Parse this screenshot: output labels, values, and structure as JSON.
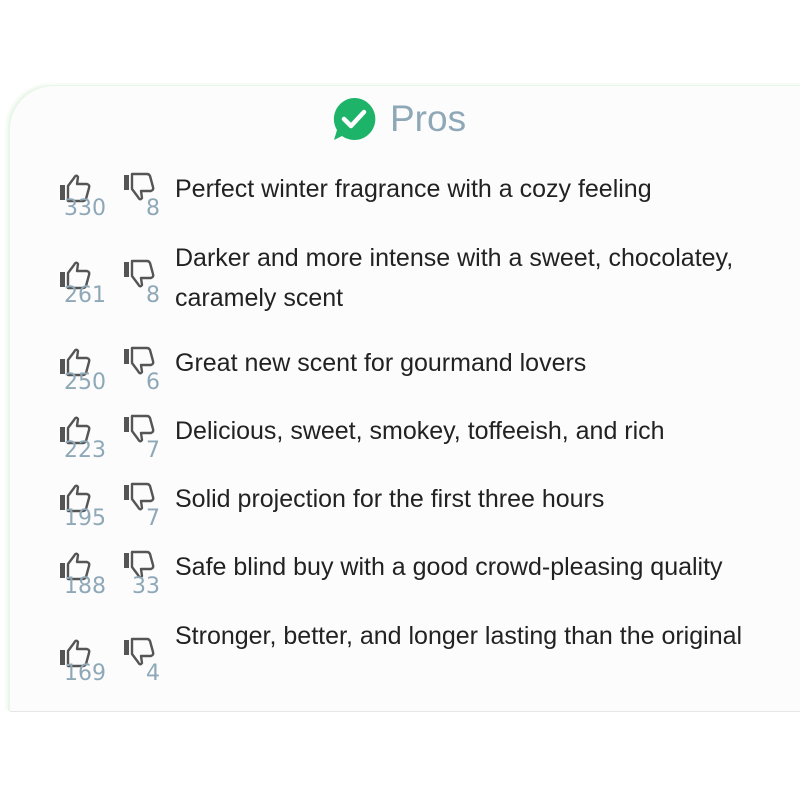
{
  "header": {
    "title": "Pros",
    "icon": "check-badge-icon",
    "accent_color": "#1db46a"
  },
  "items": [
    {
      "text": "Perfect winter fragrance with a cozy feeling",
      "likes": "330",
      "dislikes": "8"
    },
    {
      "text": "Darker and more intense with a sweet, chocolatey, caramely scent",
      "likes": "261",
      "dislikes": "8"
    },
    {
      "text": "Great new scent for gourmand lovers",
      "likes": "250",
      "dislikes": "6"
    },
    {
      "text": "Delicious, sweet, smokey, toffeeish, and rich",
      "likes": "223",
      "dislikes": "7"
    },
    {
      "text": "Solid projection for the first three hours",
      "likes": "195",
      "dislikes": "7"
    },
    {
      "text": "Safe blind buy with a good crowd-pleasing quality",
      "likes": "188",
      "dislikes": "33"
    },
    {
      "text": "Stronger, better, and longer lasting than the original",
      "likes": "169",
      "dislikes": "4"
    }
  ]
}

---

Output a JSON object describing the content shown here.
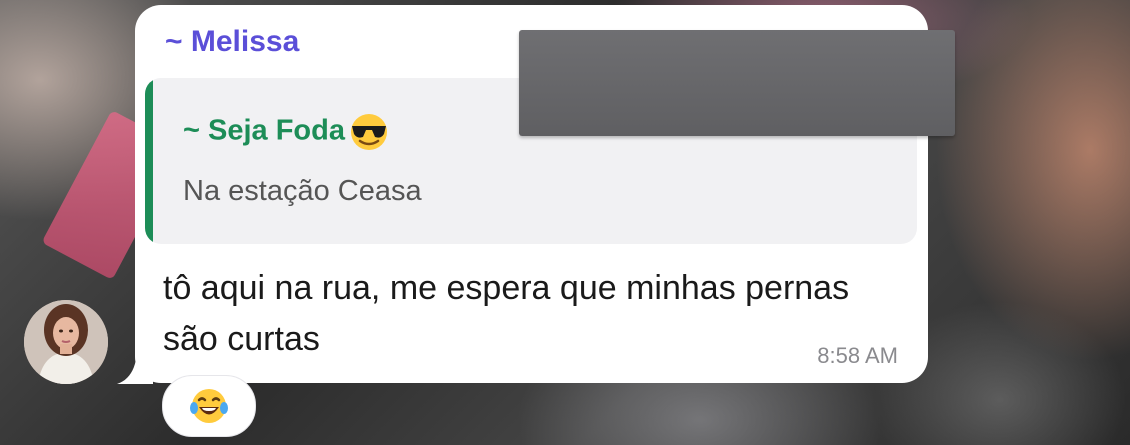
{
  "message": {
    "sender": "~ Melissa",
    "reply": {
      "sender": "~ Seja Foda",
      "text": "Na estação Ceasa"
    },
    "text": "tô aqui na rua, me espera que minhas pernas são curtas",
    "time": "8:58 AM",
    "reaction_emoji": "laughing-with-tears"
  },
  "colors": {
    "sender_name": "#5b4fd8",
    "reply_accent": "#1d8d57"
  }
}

- [WRITTEN PROBLEM]: Copy out each line in the preceding records that contains "dislikes".

- [TASK ANSWER]:
      "dislikes": "8"
      "dislikes": "8"
      "dislikes": "6"
      "dislikes": "7"
      "dislikes": "7"
      "dislikes": "33"
      "dislikes": "4"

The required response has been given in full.